-- Data provided start --

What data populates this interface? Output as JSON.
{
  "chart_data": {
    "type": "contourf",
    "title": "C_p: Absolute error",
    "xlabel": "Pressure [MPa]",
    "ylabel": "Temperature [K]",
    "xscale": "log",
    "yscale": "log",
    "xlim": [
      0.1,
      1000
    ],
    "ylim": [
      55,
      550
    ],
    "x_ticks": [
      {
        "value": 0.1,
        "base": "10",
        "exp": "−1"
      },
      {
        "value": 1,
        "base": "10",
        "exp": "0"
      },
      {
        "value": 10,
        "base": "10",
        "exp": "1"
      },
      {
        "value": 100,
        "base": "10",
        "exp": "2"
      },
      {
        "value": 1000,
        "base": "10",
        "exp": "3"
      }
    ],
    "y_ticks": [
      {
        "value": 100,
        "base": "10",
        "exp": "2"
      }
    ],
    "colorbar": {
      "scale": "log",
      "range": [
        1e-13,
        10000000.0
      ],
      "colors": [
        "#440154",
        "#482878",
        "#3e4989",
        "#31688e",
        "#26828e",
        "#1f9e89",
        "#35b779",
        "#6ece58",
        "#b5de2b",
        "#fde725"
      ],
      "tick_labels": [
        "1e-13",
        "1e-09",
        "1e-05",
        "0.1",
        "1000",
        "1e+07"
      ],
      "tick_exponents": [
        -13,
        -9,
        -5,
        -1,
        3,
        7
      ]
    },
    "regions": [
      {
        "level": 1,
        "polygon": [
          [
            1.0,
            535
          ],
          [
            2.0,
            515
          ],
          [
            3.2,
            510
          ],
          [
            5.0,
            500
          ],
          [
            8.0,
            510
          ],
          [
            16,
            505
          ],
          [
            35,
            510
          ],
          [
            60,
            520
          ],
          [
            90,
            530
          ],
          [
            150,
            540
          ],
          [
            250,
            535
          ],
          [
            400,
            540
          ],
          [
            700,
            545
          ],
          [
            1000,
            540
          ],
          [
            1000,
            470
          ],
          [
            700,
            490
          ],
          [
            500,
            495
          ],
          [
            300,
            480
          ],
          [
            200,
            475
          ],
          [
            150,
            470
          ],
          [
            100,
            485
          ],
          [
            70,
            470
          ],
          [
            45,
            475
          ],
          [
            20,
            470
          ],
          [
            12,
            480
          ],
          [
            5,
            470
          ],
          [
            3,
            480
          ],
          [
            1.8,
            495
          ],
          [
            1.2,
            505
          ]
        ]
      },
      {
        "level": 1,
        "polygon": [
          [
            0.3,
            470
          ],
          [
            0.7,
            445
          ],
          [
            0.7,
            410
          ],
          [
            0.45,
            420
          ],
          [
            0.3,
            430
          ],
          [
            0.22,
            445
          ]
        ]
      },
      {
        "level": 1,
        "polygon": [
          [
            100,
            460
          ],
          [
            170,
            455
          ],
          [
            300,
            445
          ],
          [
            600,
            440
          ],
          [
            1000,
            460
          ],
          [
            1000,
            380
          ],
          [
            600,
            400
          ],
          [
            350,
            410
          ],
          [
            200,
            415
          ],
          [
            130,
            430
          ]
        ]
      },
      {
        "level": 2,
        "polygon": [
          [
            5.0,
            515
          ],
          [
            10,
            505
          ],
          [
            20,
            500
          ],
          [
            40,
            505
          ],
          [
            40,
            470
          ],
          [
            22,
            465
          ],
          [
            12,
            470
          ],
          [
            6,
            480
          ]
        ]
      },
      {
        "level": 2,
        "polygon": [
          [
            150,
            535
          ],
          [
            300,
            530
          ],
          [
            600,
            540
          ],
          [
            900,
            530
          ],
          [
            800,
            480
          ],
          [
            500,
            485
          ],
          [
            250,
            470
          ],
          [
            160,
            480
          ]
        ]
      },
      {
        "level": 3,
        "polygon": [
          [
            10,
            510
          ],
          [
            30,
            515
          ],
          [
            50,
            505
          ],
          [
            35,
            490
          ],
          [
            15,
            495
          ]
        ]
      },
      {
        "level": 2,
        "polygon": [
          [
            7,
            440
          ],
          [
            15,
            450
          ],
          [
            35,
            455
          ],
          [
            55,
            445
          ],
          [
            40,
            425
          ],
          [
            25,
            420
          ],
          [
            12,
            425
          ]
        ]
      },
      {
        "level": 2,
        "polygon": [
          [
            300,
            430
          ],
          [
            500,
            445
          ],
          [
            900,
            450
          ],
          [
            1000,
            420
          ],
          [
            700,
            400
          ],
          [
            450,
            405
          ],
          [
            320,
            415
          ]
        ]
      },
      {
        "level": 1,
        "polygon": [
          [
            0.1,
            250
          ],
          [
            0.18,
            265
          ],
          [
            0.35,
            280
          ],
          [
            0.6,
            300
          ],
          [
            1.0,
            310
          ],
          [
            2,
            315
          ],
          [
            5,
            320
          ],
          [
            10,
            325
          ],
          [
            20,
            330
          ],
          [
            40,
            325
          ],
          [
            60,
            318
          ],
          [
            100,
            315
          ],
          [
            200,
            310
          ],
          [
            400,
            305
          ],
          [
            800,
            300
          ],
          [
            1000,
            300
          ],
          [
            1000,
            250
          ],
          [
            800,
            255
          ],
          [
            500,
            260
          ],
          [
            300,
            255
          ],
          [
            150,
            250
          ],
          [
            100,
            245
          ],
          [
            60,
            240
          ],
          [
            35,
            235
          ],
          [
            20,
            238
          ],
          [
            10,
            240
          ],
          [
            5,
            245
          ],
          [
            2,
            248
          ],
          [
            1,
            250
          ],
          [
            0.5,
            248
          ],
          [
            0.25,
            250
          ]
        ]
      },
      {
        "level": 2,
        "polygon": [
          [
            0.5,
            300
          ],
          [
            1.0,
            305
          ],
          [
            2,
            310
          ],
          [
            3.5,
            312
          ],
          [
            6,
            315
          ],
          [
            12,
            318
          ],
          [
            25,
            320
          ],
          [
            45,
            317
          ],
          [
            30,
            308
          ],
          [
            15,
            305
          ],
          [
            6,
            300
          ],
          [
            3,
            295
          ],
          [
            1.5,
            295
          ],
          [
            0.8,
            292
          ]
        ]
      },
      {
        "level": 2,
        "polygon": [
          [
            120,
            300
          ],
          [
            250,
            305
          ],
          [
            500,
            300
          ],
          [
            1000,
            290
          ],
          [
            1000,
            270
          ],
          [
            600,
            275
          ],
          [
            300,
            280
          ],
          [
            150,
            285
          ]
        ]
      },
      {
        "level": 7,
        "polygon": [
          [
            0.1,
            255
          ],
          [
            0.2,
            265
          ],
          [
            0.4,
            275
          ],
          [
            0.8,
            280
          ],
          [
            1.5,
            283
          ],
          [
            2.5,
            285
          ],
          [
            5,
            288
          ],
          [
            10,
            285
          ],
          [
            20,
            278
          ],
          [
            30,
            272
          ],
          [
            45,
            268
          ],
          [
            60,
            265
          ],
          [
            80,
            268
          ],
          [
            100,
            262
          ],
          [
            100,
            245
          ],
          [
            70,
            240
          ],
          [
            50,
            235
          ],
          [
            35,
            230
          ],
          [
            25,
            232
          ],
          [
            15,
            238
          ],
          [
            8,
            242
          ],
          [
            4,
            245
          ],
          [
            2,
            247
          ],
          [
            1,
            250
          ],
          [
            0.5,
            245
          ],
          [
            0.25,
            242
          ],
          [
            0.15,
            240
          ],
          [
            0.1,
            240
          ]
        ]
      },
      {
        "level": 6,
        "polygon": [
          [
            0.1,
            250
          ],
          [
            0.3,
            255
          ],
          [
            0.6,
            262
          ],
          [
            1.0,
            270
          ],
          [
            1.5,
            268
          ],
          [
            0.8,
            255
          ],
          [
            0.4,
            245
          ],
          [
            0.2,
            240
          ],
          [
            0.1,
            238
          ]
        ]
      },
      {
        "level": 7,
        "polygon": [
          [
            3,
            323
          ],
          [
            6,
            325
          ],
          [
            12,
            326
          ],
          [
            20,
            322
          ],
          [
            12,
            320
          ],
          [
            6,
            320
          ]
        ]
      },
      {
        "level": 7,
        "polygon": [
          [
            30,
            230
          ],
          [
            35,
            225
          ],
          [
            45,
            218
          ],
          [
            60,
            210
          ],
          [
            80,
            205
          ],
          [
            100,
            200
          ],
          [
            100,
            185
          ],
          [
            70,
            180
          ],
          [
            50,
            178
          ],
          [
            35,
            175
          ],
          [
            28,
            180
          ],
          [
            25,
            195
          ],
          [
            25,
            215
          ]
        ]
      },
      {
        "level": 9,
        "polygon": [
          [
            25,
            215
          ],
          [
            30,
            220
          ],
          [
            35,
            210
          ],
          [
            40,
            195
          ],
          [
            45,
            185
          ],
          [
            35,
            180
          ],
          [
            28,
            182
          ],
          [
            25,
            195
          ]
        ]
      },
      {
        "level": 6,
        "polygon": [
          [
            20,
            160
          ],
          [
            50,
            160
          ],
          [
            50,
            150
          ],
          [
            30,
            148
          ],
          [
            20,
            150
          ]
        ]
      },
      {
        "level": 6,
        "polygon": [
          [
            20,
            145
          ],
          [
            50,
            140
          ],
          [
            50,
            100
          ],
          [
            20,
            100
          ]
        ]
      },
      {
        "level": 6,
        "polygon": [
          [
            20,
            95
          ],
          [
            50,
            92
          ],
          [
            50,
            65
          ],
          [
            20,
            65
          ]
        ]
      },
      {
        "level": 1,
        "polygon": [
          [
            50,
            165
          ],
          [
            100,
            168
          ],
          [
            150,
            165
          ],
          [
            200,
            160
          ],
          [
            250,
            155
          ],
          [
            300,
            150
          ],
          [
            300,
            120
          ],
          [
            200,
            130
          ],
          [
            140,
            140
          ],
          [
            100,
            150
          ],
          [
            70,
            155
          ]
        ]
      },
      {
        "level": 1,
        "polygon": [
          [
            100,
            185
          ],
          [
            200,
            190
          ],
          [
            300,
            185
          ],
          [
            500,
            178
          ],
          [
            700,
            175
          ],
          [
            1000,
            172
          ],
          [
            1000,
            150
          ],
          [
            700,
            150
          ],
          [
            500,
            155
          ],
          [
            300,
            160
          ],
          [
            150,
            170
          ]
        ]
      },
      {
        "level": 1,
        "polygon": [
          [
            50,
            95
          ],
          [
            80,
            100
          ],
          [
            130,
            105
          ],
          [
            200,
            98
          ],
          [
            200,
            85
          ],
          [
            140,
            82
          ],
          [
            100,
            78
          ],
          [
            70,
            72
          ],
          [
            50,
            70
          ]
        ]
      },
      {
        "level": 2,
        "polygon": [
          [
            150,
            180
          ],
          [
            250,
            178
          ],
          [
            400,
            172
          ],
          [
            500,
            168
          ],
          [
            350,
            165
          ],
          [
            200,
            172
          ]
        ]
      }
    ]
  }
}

-- Data provided end --

• **Exercise prompt**:
Select the lines from the entries that include the word "value".

• **Exercise solution**:
        "value": 0.1,
        "value": 1,
        "value": 10,
        "value": 100,
        "value": 1000,
        "value": 100,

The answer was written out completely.